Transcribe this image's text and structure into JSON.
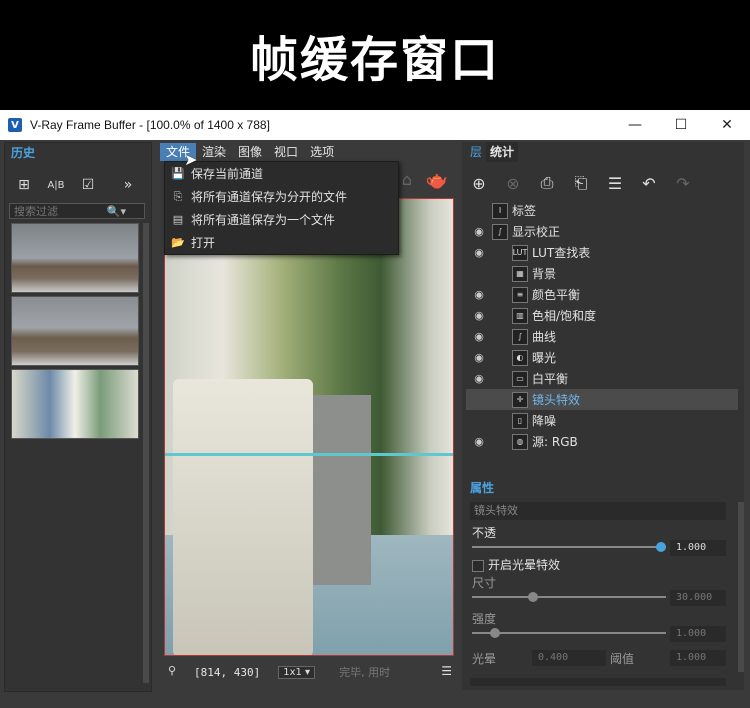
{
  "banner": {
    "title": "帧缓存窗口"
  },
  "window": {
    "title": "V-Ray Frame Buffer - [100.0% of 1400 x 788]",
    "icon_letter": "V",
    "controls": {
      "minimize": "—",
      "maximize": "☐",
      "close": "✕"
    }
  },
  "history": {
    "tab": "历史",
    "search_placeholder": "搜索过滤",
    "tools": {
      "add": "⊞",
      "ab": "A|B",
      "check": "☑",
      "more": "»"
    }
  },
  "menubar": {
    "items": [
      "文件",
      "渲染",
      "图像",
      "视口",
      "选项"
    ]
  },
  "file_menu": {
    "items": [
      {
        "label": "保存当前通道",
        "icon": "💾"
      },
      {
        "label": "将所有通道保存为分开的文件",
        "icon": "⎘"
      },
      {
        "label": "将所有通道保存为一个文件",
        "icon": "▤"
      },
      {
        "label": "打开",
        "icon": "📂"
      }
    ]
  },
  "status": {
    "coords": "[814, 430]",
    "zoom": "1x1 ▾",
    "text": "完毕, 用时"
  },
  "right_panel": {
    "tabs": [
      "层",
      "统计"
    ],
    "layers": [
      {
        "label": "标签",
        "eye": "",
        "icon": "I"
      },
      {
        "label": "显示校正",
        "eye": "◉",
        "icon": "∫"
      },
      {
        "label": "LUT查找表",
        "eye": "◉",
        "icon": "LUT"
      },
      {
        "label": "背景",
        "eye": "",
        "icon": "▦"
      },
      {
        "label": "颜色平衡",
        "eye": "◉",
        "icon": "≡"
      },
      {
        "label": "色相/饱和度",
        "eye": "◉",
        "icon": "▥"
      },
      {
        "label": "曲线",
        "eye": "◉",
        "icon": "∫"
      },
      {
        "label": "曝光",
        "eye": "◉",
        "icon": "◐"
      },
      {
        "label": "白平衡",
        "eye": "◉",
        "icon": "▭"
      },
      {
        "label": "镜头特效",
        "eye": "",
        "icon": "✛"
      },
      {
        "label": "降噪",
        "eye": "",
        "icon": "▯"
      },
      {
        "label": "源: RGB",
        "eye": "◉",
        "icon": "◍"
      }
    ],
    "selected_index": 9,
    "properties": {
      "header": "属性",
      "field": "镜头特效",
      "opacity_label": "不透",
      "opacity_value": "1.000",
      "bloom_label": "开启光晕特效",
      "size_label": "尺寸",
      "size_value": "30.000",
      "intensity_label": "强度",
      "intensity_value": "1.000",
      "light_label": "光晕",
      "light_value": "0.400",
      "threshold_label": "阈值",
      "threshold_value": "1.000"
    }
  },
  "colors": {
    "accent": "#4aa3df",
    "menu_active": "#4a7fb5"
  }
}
┄┄┄┄┄┄┄┄┄┄
The data should be printed again unchanged; leave its pictures out.

## Expected answer
Transcribe this image's text and structure into JSON.
{
  "banner": {
    "title": "帧缓存窗口"
  },
  "window": {
    "title": "V-Ray Frame Buffer - [100.0% of 1400 x 788]",
    "icon_letter": "V",
    "controls": {
      "minimize": "—",
      "maximize": "☐",
      "close": "✕"
    }
  },
  "history": {
    "tab": "历史",
    "search_placeholder": "搜索过滤",
    "tools": {
      "add": "⊞",
      "ab": "A|B",
      "check": "☑",
      "more": "»"
    }
  },
  "menubar": {
    "items": [
      "文件",
      "渲染",
      "图像",
      "视口",
      "选项"
    ]
  },
  "file_menu": {
    "items": [
      {
        "label": "保存当前通道",
        "icon": "💾"
      },
      {
        "label": "将所有通道保存为分开的文件",
        "icon": "⎘"
      },
      {
        "label": "将所有通道保存为一个文件",
        "icon": "▤"
      },
      {
        "label": "打开",
        "icon": "📂"
      }
    ]
  },
  "status": {
    "coords": "[814, 430]",
    "zoom": "1x1 ▾",
    "text": "完毕, 用时"
  },
  "right_panel": {
    "tabs": [
      "层",
      "统计"
    ],
    "layers": [
      {
        "label": "标签",
        "eye": "",
        "icon": "I"
      },
      {
        "label": "显示校正",
        "eye": "◉",
        "icon": "∫"
      },
      {
        "label": "LUT查找表",
        "eye": "◉",
        "icon": "LUT"
      },
      {
        "label": "背景",
        "eye": "",
        "icon": "▦"
      },
      {
        "label": "颜色平衡",
        "eye": "◉",
        "icon": "≡"
      },
      {
        "label": "色相/饱和度",
        "eye": "◉",
        "icon": "▥"
      },
      {
        "label": "曲线",
        "eye": "◉",
        "icon": "∫"
      },
      {
        "label": "曝光",
        "eye": "◉",
        "icon": "◐"
      },
      {
        "label": "白平衡",
        "eye": "◉",
        "icon": "▭"
      },
      {
        "label": "镜头特效",
        "eye": "",
        "icon": "✛"
      },
      {
        "label": "降噪",
        "eye": "",
        "icon": "▯"
      },
      {
        "label": "源: RGB",
        "eye": "◉",
        "icon": "◍"
      }
    ],
    "selected_index": 9,
    "properties": {
      "header": "属性",
      "field": "镜头特效",
      "opacity_label": "不透",
      "opacity_value": "1.000",
      "bloom_label": "开启光晕特效",
      "size_label": "尺寸",
      "size_value": "30.000",
      "intensity_label": "强度",
      "intensity_value": "1.000",
      "light_label": "光晕",
      "light_value": "0.400",
      "threshold_label": "阈值",
      "threshold_value": "1.000"
    }
  },
  "colors": {
    "accent": "#4aa3df",
    "menu_active": "#4a7fb5"
  }
}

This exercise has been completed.